[Saved entries]
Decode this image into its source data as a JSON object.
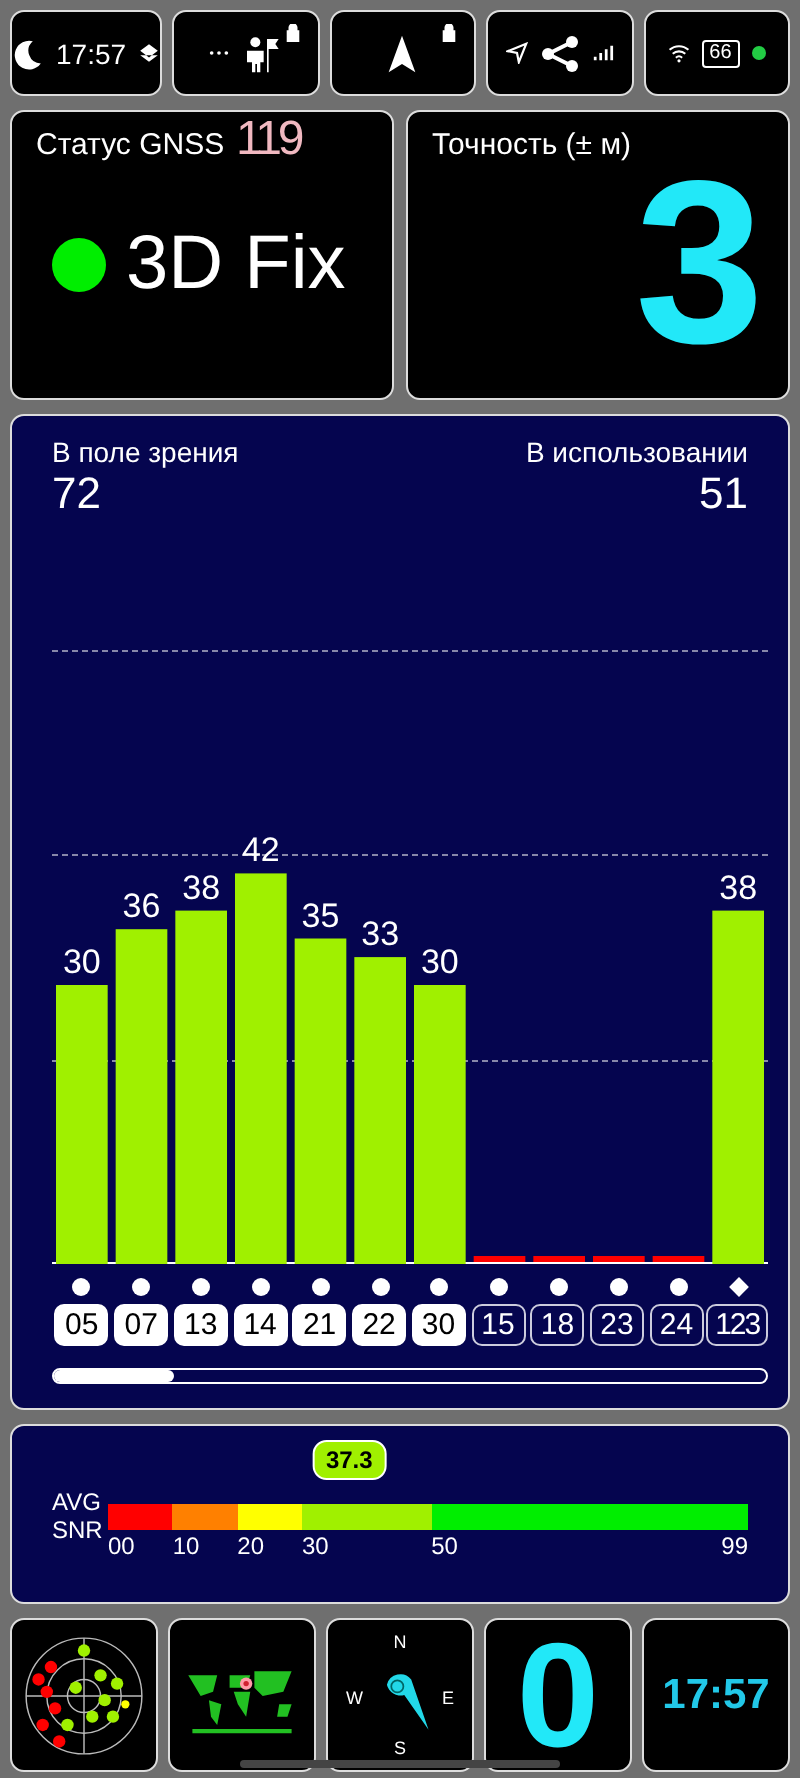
{
  "status_bar": {
    "time": "17:57",
    "battery": "66"
  },
  "gnss_status": {
    "label": "Статус GNSS",
    "overlay": "119",
    "fix": "3D Fix",
    "color": "#00ee00"
  },
  "accuracy": {
    "label": "Точность (± м)",
    "value": "3"
  },
  "satellites": {
    "in_view_label": "В поле зрения",
    "in_view": "72",
    "in_use_label": "В использовании",
    "in_use": "51",
    "chart_data": {
      "type": "bar",
      "categories": [
        "05",
        "07",
        "13",
        "14",
        "21",
        "22",
        "30",
        "15",
        "18",
        "23",
        "24",
        "123"
      ],
      "values": [
        30,
        36,
        38,
        42,
        35,
        33,
        30,
        0,
        0,
        0,
        0,
        38
      ],
      "value_labels": [
        "30",
        "36",
        "38",
        "42",
        "35",
        "33",
        "30",
        null,
        null,
        null,
        null,
        "38"
      ]
    },
    "items": [
      {
        "used": true,
        "kind": "dot"
      },
      {
        "used": true,
        "kind": "dot"
      },
      {
        "used": true,
        "kind": "dot"
      },
      {
        "used": true,
        "kind": "dot"
      },
      {
        "used": true,
        "kind": "dot"
      },
      {
        "used": true,
        "kind": "dot"
      },
      {
        "used": true,
        "kind": "dot"
      },
      {
        "used": false,
        "kind": "dot"
      },
      {
        "used": false,
        "kind": "dot"
      },
      {
        "used": false,
        "kind": "dot"
      },
      {
        "used": false,
        "kind": "dot"
      },
      {
        "used": false,
        "kind": "diamond"
      }
    ]
  },
  "snr": {
    "label_top": "AVG",
    "label_bottom": "SNR",
    "average": "37.3",
    "level": 0.377,
    "scale": [
      {
        "label": "00",
        "color": "#ff0000"
      },
      {
        "label": "10",
        "color": "#ff8000"
      },
      {
        "label": "20",
        "color": "#ffff00"
      },
      {
        "label": "30",
        "color": "#a0f000"
      },
      {
        "label": "50",
        "color": "#00ee00"
      },
      {
        "label": "99"
      }
    ]
  },
  "bottom": {
    "compass": {
      "n": "N",
      "e": "E",
      "s": "S",
      "w": "W"
    },
    "counter": "0",
    "clock": "17:57"
  }
}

> [WHAT NEEDS TO BE DONE]:
Reproduce the entries above without change, omitting all pictures.

> [COMPLETE ANSWER]:
Decode this image into its source data as a JSON object.
{
  "status_bar": {
    "time": "17:57",
    "battery": "66"
  },
  "gnss_status": {
    "label": "Статус GNSS",
    "overlay": "119",
    "fix": "3D Fix",
    "color": "#00ee00"
  },
  "accuracy": {
    "label": "Точность (± м)",
    "value": "3"
  },
  "satellites": {
    "in_view_label": "В поле зрения",
    "in_view": "72",
    "in_use_label": "В использовании",
    "in_use": "51",
    "chart_data": {
      "type": "bar",
      "categories": [
        "05",
        "07",
        "13",
        "14",
        "21",
        "22",
        "30",
        "15",
        "18",
        "23",
        "24",
        "123"
      ],
      "values": [
        30,
        36,
        38,
        42,
        35,
        33,
        30,
        0,
        0,
        0,
        0,
        38
      ],
      "value_labels": [
        "30",
        "36",
        "38",
        "42",
        "35",
        "33",
        "30",
        null,
        null,
        null,
        null,
        "38"
      ]
    },
    "items": [
      {
        "used": true,
        "kind": "dot"
      },
      {
        "used": true,
        "kind": "dot"
      },
      {
        "used": true,
        "kind": "dot"
      },
      {
        "used": true,
        "kind": "dot"
      },
      {
        "used": true,
        "kind": "dot"
      },
      {
        "used": true,
        "kind": "dot"
      },
      {
        "used": true,
        "kind": "dot"
      },
      {
        "used": false,
        "kind": "dot"
      },
      {
        "used": false,
        "kind": "dot"
      },
      {
        "used": false,
        "kind": "dot"
      },
      {
        "used": false,
        "kind": "dot"
      },
      {
        "used": false,
        "kind": "diamond"
      }
    ]
  },
  "snr": {
    "label_top": "AVG",
    "label_bottom": "SNR",
    "average": "37.3",
    "level": 0.377,
    "scale": [
      {
        "label": "00",
        "color": "#ff0000"
      },
      {
        "label": "10",
        "color": "#ff8000"
      },
      {
        "label": "20",
        "color": "#ffff00"
      },
      {
        "label": "30",
        "color": "#a0f000"
      },
      {
        "label": "50",
        "color": "#00ee00"
      },
      {
        "label": "99"
      }
    ]
  },
  "bottom": {
    "compass": {
      "n": "N",
      "e": "E",
      "s": "S",
      "w": "W"
    },
    "counter": "0",
    "clock": "17:57"
  }
}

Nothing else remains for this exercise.